## TASK REQUIREMENTS:
Copy the records from the line that contains "entry-text: Wohnungsges eGmbH)" through the line that contains "section-divider (1287, 1459, 1490, 1460)", changing every "directory-entry" to "listing-entry" and keeping everything else the same.

## INFORMATION SUPPLIED:
┌──

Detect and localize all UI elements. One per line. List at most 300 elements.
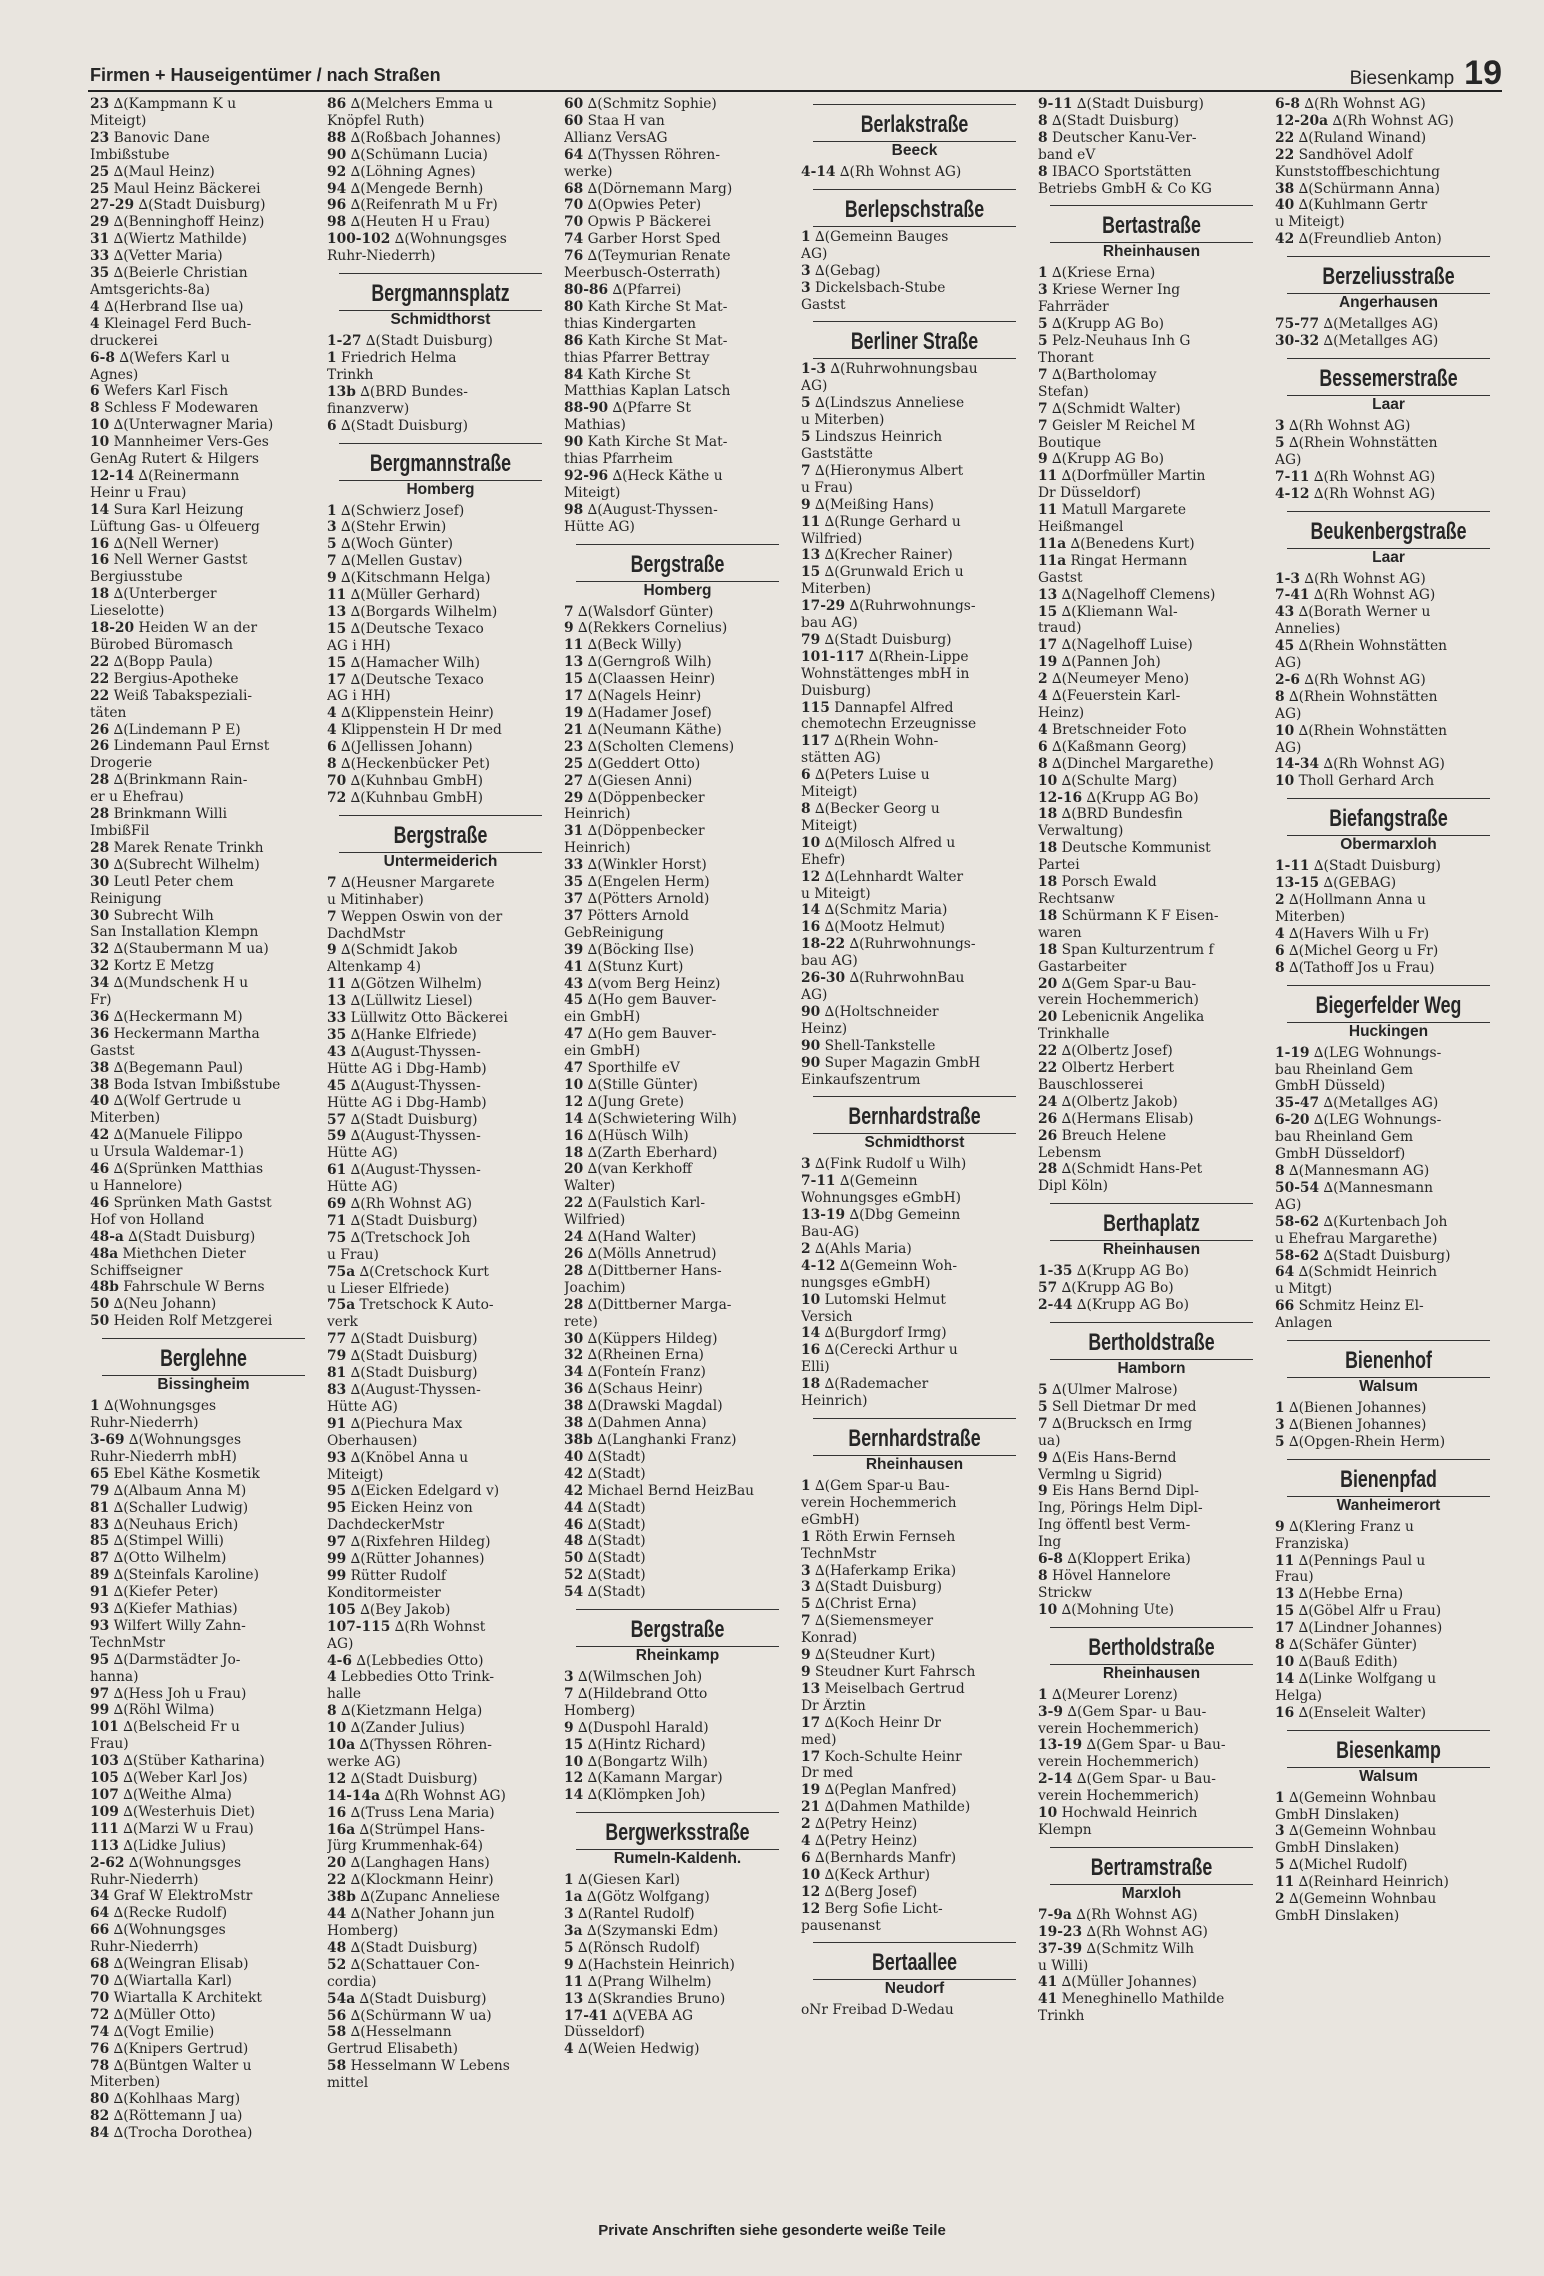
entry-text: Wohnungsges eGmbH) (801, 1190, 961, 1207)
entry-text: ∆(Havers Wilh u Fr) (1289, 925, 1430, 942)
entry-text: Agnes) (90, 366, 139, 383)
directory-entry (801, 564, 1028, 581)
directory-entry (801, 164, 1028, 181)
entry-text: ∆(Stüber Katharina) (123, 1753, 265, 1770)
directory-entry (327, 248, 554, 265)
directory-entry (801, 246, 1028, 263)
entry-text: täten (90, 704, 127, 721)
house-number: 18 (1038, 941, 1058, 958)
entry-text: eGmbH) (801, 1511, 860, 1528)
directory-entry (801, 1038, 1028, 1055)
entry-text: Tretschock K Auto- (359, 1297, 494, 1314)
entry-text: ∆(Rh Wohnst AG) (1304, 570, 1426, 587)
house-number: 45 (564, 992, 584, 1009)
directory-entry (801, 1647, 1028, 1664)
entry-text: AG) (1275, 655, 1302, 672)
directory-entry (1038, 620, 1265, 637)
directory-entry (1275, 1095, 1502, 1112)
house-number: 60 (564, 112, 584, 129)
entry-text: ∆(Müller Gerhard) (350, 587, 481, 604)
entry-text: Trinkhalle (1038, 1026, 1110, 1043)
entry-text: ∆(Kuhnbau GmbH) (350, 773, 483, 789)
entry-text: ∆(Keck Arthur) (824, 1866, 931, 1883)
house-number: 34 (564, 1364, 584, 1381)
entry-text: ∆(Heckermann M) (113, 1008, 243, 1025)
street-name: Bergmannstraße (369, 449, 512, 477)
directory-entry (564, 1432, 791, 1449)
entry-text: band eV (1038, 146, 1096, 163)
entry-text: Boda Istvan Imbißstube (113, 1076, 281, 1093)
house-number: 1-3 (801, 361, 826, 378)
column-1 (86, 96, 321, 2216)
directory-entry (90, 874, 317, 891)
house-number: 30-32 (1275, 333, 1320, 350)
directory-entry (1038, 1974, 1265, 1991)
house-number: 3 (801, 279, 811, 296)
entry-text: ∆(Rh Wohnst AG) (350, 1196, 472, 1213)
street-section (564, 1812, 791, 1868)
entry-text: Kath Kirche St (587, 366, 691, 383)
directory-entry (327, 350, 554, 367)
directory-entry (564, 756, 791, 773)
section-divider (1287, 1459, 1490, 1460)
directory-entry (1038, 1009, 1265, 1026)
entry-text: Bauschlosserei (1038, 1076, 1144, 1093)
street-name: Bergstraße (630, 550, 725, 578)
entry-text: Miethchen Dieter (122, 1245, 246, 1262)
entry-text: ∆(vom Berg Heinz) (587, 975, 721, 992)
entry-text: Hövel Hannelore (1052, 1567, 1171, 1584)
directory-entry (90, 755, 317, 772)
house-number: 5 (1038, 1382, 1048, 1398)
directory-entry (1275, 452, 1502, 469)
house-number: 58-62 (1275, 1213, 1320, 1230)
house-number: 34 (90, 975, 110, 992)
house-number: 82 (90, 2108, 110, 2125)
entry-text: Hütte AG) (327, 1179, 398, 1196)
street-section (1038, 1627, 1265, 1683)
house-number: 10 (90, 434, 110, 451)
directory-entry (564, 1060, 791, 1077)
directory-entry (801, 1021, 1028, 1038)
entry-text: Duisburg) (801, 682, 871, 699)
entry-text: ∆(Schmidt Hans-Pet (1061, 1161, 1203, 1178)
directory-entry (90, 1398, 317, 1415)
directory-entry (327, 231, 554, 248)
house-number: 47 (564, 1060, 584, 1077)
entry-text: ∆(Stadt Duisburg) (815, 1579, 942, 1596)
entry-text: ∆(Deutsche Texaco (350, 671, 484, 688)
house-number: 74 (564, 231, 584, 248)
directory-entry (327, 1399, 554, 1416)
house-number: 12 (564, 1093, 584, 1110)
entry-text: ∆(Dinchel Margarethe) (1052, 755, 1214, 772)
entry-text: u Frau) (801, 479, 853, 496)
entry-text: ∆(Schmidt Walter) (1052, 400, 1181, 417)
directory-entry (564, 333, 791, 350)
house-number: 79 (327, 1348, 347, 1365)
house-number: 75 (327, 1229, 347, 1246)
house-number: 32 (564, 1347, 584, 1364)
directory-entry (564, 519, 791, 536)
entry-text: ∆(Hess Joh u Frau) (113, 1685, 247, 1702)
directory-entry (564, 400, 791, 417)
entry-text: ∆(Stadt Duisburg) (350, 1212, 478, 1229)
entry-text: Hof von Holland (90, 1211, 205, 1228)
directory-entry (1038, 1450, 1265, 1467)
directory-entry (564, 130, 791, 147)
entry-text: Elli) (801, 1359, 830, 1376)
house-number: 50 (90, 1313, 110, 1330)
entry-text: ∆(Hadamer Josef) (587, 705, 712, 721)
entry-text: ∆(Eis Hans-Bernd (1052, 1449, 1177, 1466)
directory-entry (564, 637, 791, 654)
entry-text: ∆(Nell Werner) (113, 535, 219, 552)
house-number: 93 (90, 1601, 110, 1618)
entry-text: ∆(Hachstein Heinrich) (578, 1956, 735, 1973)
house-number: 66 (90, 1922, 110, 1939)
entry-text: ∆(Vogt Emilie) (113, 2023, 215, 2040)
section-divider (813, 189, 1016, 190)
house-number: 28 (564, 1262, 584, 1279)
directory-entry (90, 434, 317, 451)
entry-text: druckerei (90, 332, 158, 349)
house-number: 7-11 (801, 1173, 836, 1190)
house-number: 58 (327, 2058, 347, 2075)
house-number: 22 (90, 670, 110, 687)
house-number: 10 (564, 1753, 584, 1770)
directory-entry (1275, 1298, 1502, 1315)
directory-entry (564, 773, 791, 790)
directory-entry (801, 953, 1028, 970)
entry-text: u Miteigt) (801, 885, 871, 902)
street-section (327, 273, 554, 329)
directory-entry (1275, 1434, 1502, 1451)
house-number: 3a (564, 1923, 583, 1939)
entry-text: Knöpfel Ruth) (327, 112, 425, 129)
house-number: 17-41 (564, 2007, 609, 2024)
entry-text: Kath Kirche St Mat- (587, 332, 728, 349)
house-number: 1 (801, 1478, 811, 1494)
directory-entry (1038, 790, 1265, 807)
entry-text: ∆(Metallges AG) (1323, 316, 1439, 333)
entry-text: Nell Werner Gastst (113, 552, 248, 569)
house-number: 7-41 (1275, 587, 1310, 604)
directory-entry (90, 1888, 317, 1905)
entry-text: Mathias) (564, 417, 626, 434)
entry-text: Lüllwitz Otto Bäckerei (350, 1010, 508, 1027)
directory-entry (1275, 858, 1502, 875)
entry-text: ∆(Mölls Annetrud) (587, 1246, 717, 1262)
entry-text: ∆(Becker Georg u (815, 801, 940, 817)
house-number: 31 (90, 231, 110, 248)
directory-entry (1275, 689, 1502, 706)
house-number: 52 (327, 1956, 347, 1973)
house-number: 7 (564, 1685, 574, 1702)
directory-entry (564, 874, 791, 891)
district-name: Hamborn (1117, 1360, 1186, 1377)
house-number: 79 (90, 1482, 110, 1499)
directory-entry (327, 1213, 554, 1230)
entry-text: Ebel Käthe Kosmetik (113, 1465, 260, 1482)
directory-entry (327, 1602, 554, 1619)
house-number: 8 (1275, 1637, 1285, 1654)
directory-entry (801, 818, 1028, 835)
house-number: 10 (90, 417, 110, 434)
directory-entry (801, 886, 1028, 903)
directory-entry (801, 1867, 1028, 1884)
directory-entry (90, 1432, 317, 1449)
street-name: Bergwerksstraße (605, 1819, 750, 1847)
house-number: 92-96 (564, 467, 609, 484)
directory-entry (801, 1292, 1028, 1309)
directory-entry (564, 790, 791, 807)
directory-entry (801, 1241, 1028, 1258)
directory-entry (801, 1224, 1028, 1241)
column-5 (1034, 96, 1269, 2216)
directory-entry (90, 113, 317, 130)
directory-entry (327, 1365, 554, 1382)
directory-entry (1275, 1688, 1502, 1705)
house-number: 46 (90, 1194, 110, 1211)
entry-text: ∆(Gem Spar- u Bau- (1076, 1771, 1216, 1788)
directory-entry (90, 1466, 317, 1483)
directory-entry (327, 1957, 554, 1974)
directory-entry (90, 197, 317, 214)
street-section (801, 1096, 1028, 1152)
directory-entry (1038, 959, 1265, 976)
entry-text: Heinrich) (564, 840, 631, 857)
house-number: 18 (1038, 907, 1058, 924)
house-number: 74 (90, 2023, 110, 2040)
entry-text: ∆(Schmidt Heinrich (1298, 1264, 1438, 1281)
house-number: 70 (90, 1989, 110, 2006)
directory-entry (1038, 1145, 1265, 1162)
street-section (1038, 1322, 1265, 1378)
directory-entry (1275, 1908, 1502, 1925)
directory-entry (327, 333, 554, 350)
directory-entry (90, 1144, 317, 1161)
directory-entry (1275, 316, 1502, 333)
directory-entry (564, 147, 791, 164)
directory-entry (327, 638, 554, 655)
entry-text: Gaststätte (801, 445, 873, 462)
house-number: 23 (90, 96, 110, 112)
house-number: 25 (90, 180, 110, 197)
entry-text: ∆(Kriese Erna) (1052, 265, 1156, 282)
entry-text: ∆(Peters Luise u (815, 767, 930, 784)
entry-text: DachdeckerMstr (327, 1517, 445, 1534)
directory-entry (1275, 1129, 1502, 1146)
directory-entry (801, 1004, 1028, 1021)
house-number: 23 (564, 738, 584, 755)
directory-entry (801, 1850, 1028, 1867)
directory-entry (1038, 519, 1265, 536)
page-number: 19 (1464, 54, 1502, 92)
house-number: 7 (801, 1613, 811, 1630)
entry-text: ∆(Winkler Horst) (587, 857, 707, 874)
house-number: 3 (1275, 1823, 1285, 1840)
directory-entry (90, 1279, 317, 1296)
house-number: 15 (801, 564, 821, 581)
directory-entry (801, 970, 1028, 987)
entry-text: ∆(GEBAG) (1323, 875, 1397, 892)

└──

## EXPECTED ANSWER:
entry-text: Wohnungsges eGmbH) (801, 1190, 961, 1207)
entry-text: ∆(Havers Wilh u Fr) (1289, 925, 1430, 942)
entry-text: Agnes) (90, 366, 139, 383)
listing-entry (801, 564, 1028, 581)
listing-entry (801, 164, 1028, 181)
entry-text: ∆(Stüber Katharina) (123, 1753, 265, 1770)
listing-entry (327, 248, 554, 265)
listing-entry (801, 246, 1028, 263)
entry-text: täten (90, 704, 127, 721)
house-number: 18 (1038, 941, 1058, 958)
entry-text: eGmbH) (801, 1511, 860, 1528)
listing-entry (801, 1038, 1028, 1055)
entry-text: Tretschock K Auto- (359, 1297, 494, 1314)
entry-text: ∆(Rh Wohnst AG) (1304, 570, 1426, 587)
house-number: 45 (564, 992, 584, 1009)
listing-entry (801, 1647, 1028, 1664)
entry-text: AG) (1275, 655, 1302, 672)
listing-entry (1038, 620, 1265, 637)
listing-entry (1275, 1095, 1502, 1112)
house-number: 60 (564, 112, 584, 129)
entry-text: ∆(Müller Gerhard) (350, 587, 481, 604)
entry-text: Trinkhalle (1038, 1026, 1110, 1043)
entry-text: ∆(Kuhnbau GmbH) (350, 773, 483, 789)
entry-text: ∆(Keck Arthur) (824, 1866, 931, 1883)
house-number: 34 (564, 1364, 584, 1381)
entry-text: ∆(Heckermann M) (113, 1008, 243, 1025)
street-name: Bergmannstraße (369, 449, 512, 477)
listing-entry (564, 1432, 791, 1449)
entry-text: band eV (1038, 146, 1096, 163)
entry-text: Boda Istvan Imbißstube (113, 1076, 281, 1093)
house-number: 1-3 (801, 361, 826, 378)
column-1 (86, 96, 321, 2216)
listing-entry (90, 874, 317, 891)
house-number: 30-32 (1275, 333, 1320, 350)
listing-entry (1038, 1974, 1265, 1991)
house-number: 3 (801, 279, 811, 296)
entry-text: ∆(Rh Wohnst AG) (350, 1196, 472, 1213)
street-section (564, 1812, 791, 1868)
entry-text: Kath Kirche St (587, 366, 691, 383)
listing-entry (327, 350, 554, 367)
listing-entry (564, 756, 791, 773)
section-divider (1287, 1459, 1490, 1460)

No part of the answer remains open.